Transcribe each line exactly.

• **Data provided**
-- BEGIN --

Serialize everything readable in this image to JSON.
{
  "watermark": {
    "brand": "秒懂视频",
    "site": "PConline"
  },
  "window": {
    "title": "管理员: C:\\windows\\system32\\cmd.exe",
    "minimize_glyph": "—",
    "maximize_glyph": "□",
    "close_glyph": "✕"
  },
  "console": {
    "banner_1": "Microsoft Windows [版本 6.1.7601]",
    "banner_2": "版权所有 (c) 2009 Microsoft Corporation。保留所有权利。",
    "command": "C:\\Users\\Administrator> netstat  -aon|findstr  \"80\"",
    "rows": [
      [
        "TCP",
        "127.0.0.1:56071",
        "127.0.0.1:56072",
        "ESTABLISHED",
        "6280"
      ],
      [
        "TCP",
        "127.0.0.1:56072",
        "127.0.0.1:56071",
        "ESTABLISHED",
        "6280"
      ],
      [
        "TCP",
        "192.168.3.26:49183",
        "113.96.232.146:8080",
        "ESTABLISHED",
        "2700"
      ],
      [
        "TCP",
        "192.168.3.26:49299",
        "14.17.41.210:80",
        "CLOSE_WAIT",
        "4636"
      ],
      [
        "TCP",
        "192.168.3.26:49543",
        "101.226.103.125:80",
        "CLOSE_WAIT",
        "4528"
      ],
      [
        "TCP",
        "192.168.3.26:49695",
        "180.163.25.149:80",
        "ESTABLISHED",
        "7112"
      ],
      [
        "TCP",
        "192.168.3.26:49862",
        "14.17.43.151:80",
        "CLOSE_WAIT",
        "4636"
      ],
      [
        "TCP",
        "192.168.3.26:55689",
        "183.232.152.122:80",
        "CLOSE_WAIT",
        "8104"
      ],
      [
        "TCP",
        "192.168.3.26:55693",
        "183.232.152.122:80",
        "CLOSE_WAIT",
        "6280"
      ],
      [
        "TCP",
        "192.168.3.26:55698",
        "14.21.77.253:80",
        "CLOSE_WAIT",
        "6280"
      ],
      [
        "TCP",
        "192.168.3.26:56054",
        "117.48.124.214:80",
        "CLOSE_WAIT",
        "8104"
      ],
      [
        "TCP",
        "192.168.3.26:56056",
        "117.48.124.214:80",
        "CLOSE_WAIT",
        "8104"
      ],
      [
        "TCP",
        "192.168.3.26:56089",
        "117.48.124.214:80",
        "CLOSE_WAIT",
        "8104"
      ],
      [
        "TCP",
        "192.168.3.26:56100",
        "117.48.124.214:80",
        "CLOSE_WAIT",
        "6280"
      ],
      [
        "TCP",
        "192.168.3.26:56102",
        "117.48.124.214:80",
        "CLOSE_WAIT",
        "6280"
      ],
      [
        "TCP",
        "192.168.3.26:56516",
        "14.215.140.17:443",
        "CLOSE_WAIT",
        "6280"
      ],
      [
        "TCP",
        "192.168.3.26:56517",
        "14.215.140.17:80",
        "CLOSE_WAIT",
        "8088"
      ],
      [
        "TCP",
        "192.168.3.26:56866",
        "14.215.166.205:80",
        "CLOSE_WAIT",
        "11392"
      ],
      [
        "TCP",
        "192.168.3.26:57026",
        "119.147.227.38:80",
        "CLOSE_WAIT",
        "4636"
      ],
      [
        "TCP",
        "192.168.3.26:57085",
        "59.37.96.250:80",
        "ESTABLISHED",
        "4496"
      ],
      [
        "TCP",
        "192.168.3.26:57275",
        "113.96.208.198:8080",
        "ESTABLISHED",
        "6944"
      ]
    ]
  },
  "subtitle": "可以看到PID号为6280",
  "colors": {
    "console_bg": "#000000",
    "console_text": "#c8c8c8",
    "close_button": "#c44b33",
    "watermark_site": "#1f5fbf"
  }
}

-- END --

• **The output**
Serialize everything readable in this image to JSON.
{
  "watermark": {
    "brand": "秒懂视频",
    "site": "PConline"
  },
  "window": {
    "title": "管理员: C:\\windows\\system32\\cmd.exe",
    "minimize_glyph": "—",
    "maximize_glyph": "□",
    "close_glyph": "✕"
  },
  "console": {
    "banner_1": "Microsoft Windows [版本 6.1.7601]",
    "banner_2": "版权所有 (c) 2009 Microsoft Corporation。保留所有权利。",
    "command": "C:\\Users\\Administrator> netstat  -aon|findstr  \"80\"",
    "rows": [
      [
        "TCP",
        "127.0.0.1:56071",
        "127.0.0.1:56072",
        "ESTABLISHED",
        "6280"
      ],
      [
        "TCP",
        "127.0.0.1:56072",
        "127.0.0.1:56071",
        "ESTABLISHED",
        "6280"
      ],
      [
        "TCP",
        "192.168.3.26:49183",
        "113.96.232.146:8080",
        "ESTABLISHED",
        "2700"
      ],
      [
        "TCP",
        "192.168.3.26:49299",
        "14.17.41.210:80",
        "CLOSE_WAIT",
        "4636"
      ],
      [
        "TCP",
        "192.168.3.26:49543",
        "101.226.103.125:80",
        "CLOSE_WAIT",
        "4528"
      ],
      [
        "TCP",
        "192.168.3.26:49695",
        "180.163.25.149:80",
        "ESTABLISHED",
        "7112"
      ],
      [
        "TCP",
        "192.168.3.26:49862",
        "14.17.43.151:80",
        "CLOSE_WAIT",
        "4636"
      ],
      [
        "TCP",
        "192.168.3.26:55689",
        "183.232.152.122:80",
        "CLOSE_WAIT",
        "8104"
      ],
      [
        "TCP",
        "192.168.3.26:55693",
        "183.232.152.122:80",
        "CLOSE_WAIT",
        "6280"
      ],
      [
        "TCP",
        "192.168.3.26:55698",
        "14.21.77.253:80",
        "CLOSE_WAIT",
        "6280"
      ],
      [
        "TCP",
        "192.168.3.26:56054",
        "117.48.124.214:80",
        "CLOSE_WAIT",
        "8104"
      ],
      [
        "TCP",
        "192.168.3.26:56056",
        "117.48.124.214:80",
        "CLOSE_WAIT",
        "8104"
      ],
      [
        "TCP",
        "192.168.3.26:56089",
        "117.48.124.214:80",
        "CLOSE_WAIT",
        "8104"
      ],
      [
        "TCP",
        "192.168.3.26:56100",
        "117.48.124.214:80",
        "CLOSE_WAIT",
        "6280"
      ],
      [
        "TCP",
        "192.168.3.26:56102",
        "117.48.124.214:80",
        "CLOSE_WAIT",
        "6280"
      ],
      [
        "TCP",
        "192.168.3.26:56516",
        "14.215.140.17:443",
        "CLOSE_WAIT",
        "6280"
      ],
      [
        "TCP",
        "192.168.3.26:56517",
        "14.215.140.17:80",
        "CLOSE_WAIT",
        "8088"
      ],
      [
        "TCP",
        "192.168.3.26:56866",
        "14.215.166.205:80",
        "CLOSE_WAIT",
        "11392"
      ],
      [
        "TCP",
        "192.168.3.26:57026",
        "119.147.227.38:80",
        "CLOSE_WAIT",
        "4636"
      ],
      [
        "TCP",
        "192.168.3.26:57085",
        "59.37.96.250:80",
        "ESTABLISHED",
        "4496"
      ],
      [
        "TCP",
        "192.168.3.26:57275",
        "113.96.208.198:8080",
        "ESTABLISHED",
        "6944"
      ]
    ]
  },
  "subtitle": "可以看到PID号为6280",
  "colors": {
    "console_bg": "#000000",
    "console_text": "#c8c8c8",
    "close_button": "#c44b33",
    "watermark_site": "#1f5fbf"
  }
}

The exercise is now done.